# START OF RECORDS SHOWN

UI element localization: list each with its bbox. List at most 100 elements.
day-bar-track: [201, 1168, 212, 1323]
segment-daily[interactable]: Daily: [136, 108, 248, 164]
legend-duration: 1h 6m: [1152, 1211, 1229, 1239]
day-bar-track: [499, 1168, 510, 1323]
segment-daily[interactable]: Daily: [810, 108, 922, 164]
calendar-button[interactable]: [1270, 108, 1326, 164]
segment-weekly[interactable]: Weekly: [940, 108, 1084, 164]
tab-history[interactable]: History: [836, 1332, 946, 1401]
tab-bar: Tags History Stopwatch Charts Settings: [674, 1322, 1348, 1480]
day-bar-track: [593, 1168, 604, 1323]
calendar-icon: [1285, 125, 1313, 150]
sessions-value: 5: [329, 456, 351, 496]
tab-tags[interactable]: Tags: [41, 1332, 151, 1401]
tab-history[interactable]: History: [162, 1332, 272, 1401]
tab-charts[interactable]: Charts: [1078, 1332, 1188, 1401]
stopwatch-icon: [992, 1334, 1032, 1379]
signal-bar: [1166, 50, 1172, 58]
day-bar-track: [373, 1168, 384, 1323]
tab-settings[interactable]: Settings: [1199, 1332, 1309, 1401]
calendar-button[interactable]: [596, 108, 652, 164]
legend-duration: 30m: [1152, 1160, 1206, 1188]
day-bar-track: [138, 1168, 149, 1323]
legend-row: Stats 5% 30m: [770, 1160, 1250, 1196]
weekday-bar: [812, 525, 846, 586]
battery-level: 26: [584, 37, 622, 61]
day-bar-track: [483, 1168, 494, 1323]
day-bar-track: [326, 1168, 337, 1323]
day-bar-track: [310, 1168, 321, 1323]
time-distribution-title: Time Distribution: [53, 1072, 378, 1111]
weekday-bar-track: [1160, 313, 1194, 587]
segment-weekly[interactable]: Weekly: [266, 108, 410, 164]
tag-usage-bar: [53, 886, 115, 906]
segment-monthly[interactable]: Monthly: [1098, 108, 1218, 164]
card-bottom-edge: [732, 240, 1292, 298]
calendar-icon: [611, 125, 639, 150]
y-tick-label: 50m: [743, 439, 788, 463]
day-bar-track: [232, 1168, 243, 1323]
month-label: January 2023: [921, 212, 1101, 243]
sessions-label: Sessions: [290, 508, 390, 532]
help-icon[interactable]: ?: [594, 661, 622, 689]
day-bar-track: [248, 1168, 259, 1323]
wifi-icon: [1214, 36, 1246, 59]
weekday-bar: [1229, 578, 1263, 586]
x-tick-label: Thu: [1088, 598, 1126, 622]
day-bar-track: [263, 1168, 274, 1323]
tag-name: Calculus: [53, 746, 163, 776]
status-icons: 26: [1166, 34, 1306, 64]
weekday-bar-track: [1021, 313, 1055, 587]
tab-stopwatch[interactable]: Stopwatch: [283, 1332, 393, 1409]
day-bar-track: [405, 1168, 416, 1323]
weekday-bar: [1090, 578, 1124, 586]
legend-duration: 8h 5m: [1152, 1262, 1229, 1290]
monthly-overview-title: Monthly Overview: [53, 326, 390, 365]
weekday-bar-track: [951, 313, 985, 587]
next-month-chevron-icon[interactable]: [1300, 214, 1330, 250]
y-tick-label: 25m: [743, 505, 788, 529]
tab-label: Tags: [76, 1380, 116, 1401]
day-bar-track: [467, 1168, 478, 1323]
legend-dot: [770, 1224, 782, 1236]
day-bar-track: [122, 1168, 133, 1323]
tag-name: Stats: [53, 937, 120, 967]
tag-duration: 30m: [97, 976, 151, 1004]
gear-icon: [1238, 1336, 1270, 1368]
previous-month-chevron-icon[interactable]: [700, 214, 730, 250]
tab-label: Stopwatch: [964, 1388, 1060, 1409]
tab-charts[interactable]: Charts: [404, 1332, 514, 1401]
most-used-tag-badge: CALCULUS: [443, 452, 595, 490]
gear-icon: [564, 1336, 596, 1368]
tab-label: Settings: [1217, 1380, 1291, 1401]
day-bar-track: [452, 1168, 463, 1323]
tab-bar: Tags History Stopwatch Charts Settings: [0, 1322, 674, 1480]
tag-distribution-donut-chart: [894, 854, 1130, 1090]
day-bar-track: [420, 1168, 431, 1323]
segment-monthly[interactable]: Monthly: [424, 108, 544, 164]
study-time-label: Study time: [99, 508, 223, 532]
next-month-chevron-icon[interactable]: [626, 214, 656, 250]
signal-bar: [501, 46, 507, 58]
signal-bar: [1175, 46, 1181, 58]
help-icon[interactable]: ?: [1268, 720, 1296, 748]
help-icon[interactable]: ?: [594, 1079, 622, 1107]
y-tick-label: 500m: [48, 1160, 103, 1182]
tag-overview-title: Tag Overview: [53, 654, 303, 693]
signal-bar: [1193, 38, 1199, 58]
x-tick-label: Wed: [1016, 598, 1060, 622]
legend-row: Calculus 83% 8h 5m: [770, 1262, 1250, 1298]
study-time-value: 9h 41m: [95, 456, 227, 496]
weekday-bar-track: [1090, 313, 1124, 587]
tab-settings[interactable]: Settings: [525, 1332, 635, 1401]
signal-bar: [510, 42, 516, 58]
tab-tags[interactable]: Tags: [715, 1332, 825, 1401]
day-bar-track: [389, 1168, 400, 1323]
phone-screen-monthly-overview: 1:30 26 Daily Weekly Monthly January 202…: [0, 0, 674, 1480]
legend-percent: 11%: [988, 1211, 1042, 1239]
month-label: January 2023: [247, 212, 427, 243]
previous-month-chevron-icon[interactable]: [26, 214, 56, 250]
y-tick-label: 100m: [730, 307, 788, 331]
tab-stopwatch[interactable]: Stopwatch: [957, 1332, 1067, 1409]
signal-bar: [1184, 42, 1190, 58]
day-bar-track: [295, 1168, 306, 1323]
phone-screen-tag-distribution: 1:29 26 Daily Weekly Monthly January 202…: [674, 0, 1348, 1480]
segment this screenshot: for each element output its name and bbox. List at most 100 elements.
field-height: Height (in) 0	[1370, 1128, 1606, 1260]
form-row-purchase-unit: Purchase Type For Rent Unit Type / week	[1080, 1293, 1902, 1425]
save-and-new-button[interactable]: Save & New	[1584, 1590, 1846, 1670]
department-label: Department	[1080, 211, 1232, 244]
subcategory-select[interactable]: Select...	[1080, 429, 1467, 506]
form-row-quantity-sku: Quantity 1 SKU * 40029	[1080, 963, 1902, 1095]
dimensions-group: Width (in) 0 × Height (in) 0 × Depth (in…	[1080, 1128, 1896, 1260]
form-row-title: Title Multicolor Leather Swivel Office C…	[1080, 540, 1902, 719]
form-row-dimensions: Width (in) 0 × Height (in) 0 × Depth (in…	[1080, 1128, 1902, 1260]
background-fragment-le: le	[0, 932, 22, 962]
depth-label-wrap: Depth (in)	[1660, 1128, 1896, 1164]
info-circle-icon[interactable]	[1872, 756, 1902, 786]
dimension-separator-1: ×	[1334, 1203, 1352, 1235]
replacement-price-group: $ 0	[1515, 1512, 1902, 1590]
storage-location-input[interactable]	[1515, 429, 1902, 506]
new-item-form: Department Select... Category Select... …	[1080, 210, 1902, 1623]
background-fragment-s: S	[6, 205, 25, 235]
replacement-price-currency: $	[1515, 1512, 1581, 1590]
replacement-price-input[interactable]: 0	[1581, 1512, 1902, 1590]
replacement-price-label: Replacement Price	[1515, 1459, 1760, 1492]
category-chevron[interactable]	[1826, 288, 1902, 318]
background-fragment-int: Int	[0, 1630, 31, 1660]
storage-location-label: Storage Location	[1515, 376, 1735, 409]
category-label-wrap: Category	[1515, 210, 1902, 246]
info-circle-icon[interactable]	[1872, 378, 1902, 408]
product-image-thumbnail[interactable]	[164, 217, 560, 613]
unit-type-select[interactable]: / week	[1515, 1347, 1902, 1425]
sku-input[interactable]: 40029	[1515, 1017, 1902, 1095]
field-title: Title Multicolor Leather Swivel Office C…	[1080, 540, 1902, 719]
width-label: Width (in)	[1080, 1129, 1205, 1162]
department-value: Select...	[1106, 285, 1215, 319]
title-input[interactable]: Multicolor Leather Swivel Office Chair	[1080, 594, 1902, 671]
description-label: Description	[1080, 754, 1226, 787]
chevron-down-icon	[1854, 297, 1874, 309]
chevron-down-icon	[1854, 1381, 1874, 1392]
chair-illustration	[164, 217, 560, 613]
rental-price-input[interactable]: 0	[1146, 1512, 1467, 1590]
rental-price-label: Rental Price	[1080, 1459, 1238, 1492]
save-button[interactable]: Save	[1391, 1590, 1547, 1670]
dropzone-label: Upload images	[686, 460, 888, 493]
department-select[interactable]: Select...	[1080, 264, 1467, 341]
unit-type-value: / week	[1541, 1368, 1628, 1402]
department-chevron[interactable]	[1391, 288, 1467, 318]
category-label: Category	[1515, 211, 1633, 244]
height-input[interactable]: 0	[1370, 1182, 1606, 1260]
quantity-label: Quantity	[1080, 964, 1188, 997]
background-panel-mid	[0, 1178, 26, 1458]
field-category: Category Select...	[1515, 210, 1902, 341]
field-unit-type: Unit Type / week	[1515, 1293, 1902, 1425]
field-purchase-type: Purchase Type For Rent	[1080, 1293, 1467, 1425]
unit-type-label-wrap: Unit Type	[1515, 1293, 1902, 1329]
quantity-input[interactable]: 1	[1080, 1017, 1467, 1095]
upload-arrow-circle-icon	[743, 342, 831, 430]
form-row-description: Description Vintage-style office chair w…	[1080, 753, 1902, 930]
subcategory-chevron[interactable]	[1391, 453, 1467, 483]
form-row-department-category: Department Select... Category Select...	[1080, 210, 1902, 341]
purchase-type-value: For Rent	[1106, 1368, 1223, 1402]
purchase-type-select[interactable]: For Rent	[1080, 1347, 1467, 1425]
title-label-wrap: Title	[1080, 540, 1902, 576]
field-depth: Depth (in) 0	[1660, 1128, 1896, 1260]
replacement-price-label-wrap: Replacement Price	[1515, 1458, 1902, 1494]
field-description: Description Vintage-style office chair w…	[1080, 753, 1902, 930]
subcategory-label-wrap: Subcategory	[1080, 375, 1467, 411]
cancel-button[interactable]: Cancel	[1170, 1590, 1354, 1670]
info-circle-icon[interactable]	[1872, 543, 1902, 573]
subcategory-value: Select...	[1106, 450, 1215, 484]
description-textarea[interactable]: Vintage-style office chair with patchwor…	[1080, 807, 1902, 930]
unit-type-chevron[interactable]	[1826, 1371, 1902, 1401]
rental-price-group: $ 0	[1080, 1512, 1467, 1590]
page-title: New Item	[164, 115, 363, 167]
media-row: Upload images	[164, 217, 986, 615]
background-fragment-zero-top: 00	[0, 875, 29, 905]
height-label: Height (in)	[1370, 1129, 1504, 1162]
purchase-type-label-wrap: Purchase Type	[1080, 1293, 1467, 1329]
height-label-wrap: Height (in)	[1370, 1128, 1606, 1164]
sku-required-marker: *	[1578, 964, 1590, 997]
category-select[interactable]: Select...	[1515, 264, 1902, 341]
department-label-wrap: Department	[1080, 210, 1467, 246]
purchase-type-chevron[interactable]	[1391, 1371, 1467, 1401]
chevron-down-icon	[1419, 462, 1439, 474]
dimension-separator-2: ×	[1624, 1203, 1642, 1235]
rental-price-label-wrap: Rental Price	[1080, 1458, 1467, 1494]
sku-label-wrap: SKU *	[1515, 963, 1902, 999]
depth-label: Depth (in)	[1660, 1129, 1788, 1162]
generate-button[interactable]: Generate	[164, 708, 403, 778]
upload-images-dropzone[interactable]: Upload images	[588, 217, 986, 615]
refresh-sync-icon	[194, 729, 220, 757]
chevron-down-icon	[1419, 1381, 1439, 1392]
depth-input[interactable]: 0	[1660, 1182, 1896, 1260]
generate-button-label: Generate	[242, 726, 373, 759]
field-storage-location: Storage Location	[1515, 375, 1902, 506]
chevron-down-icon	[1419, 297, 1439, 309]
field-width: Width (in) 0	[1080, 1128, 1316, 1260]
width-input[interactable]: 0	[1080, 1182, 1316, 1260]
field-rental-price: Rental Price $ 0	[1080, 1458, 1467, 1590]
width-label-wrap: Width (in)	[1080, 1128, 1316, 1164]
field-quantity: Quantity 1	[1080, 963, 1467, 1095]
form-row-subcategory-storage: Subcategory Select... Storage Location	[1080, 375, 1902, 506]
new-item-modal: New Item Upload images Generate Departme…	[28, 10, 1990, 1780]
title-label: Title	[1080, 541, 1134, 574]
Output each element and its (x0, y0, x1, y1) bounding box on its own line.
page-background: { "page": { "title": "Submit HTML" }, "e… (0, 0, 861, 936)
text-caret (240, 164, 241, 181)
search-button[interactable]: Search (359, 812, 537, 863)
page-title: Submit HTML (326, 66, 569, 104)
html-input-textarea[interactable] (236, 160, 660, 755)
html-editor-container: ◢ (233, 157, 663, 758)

# END OF RECORDS SHOWN

* OBJECTIVE
Repeat the records from the first line through the line containing "calendar-button[interactable]: [1270, 108, 1326, 164]", including both of those lines.

* THE REPLY
UI element localization: list each with its bbox. List at most 100 elements.
day-bar-track: [201, 1168, 212, 1323]
segment-daily[interactable]: Daily: [136, 108, 248, 164]
legend-duration: 1h 6m: [1152, 1211, 1229, 1239]
day-bar-track: [499, 1168, 510, 1323]
segment-daily[interactable]: Daily: [810, 108, 922, 164]
calendar-button[interactable]: [1270, 108, 1326, 164]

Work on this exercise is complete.